• [GOAL]: Copy the rows from the start through the line that contains "Enumerate 56 of", changing "Density" to "Mass" and keeping everything else the same. Leave the pictures out of your answer.

• [DATASET EXCERPTS]:
+ + +

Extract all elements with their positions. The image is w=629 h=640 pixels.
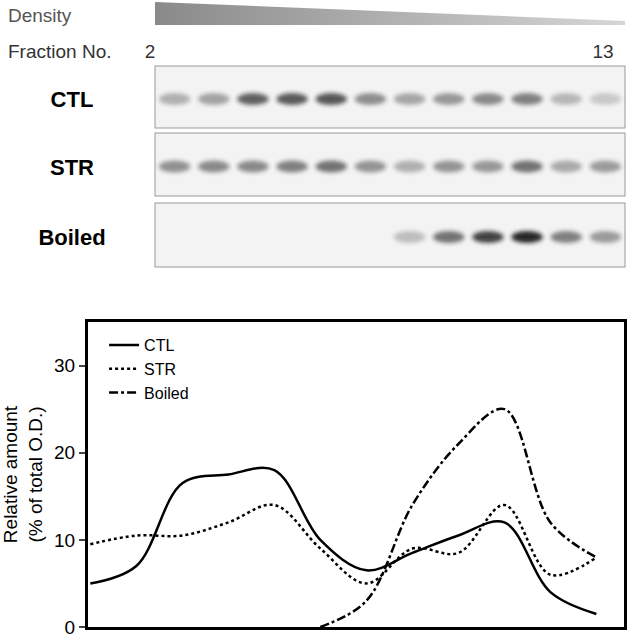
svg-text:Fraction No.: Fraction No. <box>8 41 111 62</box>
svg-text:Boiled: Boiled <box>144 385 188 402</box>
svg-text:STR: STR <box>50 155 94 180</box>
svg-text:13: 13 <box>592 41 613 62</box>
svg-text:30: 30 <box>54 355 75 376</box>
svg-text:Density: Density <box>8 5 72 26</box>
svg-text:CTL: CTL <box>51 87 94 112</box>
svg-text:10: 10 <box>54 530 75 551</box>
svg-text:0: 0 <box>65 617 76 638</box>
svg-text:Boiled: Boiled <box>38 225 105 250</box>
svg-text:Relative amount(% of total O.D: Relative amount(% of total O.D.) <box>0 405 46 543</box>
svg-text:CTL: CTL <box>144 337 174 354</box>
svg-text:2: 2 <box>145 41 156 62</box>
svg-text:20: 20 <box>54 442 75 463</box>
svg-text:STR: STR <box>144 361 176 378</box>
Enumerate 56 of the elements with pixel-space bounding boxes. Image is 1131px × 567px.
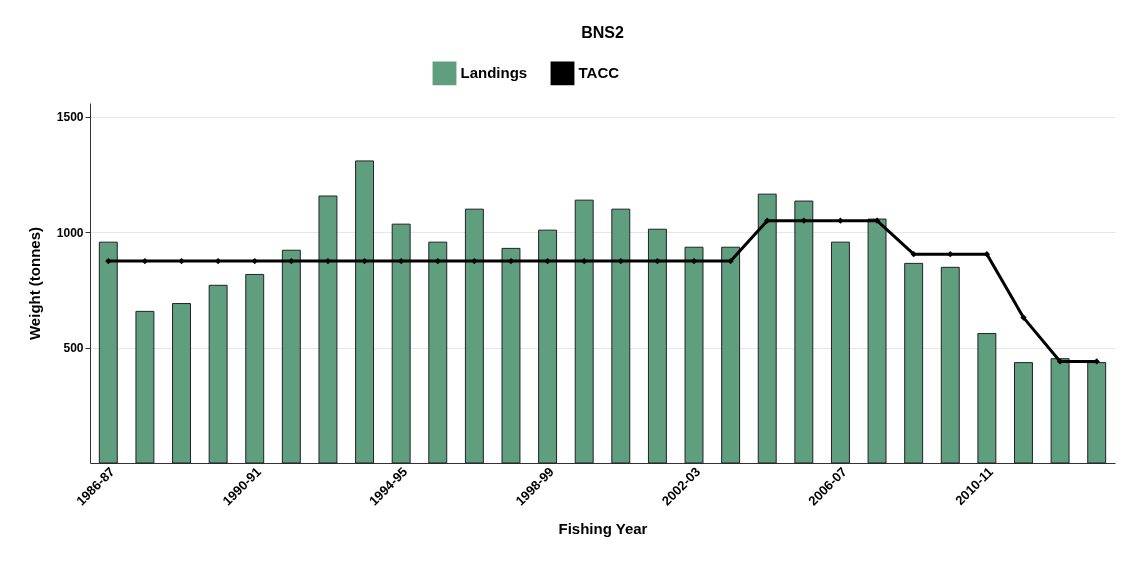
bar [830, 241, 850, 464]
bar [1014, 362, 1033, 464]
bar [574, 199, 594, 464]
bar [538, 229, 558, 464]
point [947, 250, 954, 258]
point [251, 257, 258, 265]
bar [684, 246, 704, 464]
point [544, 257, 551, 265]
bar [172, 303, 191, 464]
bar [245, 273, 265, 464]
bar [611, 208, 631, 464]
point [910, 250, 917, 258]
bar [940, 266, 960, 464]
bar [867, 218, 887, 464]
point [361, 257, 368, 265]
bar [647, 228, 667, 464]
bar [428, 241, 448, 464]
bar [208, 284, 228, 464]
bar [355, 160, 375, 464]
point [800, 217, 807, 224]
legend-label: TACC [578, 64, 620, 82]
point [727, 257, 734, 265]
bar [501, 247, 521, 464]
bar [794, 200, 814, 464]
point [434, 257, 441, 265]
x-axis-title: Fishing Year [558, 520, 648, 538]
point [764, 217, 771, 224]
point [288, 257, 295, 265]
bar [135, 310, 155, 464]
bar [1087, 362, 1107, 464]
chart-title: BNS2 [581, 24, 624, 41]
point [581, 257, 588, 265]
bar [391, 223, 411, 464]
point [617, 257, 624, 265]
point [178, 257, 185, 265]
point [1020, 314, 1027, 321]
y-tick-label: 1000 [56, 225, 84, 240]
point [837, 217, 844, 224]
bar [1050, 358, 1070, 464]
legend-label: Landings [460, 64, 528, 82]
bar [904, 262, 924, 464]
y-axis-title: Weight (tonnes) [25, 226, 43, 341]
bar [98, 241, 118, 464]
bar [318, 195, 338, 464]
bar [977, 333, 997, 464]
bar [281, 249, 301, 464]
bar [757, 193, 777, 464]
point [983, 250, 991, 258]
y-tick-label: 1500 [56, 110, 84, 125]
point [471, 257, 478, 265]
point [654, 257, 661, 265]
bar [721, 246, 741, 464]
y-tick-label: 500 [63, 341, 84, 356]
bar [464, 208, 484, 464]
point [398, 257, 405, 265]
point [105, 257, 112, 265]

+ + +

• [EXERCISE RESULT]:
Extract all elements with their positions. The image is w=629 h=640 pixels.
svg-text:Fraction No.: Fraction No. <box>8 41 111 62</box>
svg-text:Boiled: Boiled <box>144 385 188 402</box>
svg-text:STR: STR <box>50 155 94 180</box>
svg-text:13: 13 <box>592 41 613 62</box>
svg-text:30: 30 <box>54 355 75 376</box>
svg-text:Mass: Mass <box>8 5 72 26</box>
svg-text:CTL: CTL <box>51 87 94 112</box>
svg-text:10: 10 <box>54 530 75 551</box>
svg-text:0: 0 <box>65 617 76 638</box>
svg-text:Boiled: Boiled <box>38 225 105 250</box>
svg-text:Relative amount(% of total O.D: Relative amount(% of total O.D.) <box>0 405 46 543</box>
svg-text:CTL: CTL <box>144 337 174 354</box>
svg-text:2: 2 <box>145 41 156 62</box>
svg-text:20: 20 <box>54 442 75 463</box>
svg-text:STR: STR <box>144 361 176 378</box>
Enumerate 56 of the elements with pixel-space bounding boxes. Image is 1131px × 567px.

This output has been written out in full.